__Directions for this task__
Check each line of the records below and collect those that include the word "type".
--
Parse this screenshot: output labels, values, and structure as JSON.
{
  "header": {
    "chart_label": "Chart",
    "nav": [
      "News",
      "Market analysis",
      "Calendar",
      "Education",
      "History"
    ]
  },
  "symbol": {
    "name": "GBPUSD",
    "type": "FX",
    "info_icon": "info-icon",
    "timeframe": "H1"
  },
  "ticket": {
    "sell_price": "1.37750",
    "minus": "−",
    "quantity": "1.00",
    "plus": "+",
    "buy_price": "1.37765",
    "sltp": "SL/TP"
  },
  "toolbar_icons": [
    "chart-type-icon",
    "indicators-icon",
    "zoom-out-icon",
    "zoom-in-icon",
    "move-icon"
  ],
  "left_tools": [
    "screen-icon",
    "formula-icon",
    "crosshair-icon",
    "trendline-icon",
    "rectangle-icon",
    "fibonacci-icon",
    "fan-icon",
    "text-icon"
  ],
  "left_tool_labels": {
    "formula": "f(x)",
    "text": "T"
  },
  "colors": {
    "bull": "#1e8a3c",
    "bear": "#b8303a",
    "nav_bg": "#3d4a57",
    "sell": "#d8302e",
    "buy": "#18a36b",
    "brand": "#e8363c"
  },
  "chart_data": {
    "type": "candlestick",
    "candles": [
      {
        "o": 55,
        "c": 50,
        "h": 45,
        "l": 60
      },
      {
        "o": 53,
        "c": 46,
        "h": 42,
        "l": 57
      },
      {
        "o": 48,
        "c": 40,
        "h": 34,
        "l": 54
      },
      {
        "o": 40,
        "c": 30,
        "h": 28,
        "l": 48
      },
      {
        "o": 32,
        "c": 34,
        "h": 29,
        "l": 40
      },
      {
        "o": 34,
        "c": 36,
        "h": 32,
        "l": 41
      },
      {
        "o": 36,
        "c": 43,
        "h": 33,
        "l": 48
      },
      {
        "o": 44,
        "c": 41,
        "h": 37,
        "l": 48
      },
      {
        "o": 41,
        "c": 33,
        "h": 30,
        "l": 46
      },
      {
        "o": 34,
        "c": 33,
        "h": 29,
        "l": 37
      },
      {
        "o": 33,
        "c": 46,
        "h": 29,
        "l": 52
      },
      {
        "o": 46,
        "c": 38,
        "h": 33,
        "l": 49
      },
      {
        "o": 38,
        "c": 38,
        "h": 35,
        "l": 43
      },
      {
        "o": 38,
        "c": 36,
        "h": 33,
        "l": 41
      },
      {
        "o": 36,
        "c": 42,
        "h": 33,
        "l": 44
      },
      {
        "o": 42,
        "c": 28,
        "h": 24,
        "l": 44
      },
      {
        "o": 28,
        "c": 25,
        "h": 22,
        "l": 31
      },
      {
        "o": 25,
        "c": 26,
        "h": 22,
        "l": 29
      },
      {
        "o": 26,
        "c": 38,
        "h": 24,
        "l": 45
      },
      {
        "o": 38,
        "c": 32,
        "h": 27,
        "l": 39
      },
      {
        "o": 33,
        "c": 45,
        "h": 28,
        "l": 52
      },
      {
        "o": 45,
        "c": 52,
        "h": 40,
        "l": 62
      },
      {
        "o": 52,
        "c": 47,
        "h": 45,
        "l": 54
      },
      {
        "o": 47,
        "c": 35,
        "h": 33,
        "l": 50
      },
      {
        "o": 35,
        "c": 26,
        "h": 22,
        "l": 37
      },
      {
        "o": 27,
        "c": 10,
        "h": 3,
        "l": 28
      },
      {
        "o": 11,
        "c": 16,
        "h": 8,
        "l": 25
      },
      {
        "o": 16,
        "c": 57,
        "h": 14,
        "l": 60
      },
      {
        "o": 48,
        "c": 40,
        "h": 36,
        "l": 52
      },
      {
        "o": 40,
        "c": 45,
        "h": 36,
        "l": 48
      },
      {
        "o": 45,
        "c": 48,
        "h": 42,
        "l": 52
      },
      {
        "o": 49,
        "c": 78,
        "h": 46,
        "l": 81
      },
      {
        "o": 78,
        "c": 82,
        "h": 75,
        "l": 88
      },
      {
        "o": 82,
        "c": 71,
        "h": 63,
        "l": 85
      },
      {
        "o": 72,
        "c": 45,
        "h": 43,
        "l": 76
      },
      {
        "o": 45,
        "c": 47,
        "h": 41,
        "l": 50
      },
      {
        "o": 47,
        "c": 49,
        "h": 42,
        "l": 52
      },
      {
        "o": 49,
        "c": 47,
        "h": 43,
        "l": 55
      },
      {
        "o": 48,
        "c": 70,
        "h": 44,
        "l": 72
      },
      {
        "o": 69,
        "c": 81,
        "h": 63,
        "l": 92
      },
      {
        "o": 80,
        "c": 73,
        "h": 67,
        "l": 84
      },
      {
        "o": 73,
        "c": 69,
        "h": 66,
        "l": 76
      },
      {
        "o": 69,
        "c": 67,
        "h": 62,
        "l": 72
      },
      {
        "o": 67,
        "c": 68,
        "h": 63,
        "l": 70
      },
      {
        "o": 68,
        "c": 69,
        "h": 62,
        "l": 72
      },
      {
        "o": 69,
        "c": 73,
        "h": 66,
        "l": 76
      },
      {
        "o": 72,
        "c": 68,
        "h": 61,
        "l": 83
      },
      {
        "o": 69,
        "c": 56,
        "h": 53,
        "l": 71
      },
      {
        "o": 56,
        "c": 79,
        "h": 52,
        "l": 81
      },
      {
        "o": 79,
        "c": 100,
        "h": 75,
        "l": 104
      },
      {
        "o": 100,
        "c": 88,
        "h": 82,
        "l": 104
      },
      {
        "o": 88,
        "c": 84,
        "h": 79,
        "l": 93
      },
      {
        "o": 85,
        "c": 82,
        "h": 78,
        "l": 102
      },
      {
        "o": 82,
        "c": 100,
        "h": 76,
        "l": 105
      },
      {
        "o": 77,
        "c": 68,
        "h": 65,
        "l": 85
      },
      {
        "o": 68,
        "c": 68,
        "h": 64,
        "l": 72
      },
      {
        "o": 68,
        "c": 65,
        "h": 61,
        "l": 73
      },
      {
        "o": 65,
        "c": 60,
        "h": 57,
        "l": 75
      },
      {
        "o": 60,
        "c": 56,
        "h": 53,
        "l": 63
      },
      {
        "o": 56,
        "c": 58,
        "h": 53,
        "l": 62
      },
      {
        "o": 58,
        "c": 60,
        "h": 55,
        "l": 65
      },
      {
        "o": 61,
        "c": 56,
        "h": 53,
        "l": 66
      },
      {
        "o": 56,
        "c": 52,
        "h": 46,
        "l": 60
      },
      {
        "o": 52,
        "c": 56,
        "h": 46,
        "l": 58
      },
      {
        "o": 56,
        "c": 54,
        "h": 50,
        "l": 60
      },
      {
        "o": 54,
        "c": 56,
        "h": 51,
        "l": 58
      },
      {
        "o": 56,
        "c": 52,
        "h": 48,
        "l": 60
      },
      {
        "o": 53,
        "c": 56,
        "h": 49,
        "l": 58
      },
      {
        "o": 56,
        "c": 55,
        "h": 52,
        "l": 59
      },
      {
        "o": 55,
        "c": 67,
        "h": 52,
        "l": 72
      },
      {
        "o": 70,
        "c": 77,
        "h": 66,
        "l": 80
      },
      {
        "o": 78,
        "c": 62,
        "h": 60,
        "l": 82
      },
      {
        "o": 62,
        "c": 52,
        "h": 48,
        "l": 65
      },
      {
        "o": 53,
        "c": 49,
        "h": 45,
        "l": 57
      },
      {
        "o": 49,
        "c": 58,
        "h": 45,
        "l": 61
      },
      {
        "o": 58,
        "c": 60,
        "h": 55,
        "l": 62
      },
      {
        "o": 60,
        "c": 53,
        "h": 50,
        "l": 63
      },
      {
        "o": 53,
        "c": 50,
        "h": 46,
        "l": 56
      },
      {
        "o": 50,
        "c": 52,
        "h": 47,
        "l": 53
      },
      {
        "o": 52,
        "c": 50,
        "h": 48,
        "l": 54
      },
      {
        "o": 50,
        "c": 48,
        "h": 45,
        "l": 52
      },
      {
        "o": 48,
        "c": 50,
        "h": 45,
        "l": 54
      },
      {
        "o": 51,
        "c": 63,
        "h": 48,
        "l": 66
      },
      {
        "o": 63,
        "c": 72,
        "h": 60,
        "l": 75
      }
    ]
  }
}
--
__Written reply__
    "type": "FX",
    "chart-type-icon",
    "type": "candlestick",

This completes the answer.